● **WHAT THE TASK REQUIRES**: Wherever the string "complies" appears in the listing, copy that line.
━━━━━━━━
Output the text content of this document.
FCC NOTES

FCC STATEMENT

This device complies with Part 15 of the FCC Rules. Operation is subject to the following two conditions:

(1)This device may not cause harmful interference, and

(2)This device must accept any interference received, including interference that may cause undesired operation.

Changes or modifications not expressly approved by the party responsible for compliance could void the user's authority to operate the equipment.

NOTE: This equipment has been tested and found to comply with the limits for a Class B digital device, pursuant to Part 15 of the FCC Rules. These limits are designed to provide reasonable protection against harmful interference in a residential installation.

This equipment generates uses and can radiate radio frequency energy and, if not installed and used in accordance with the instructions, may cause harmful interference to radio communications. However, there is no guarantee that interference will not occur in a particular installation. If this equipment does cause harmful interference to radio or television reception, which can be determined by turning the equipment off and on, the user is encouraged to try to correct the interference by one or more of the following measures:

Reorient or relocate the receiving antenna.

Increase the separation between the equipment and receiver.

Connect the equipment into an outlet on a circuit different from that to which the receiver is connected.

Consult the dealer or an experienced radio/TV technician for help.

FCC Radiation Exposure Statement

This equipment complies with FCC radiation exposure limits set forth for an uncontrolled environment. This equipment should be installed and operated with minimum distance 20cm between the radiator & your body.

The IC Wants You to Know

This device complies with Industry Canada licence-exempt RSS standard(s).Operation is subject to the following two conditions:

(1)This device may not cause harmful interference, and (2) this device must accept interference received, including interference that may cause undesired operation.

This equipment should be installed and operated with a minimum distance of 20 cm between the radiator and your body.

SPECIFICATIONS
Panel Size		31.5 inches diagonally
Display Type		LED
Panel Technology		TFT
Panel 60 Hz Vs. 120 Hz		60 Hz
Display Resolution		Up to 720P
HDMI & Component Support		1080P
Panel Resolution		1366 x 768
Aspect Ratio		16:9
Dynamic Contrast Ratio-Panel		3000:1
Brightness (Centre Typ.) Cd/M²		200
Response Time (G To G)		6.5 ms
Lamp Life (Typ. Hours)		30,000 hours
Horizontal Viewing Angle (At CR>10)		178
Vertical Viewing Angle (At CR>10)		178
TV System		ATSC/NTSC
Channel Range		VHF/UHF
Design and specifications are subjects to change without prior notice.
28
━━━━━━━━
● **SOLVED EXERCISE**:
This device complies with Part 15 of the FCC Rules. Operation is subject to the following two conditions:
This equipment complies with FCC radiation exposure limits set forth for an uncontrolled environment. This equipment should be installed and operated with minimum distance 20cm between the radiator & your body.
This device complies with Industry Canada licence-exempt RSS standard(s).Operation is subject to the following two conditions:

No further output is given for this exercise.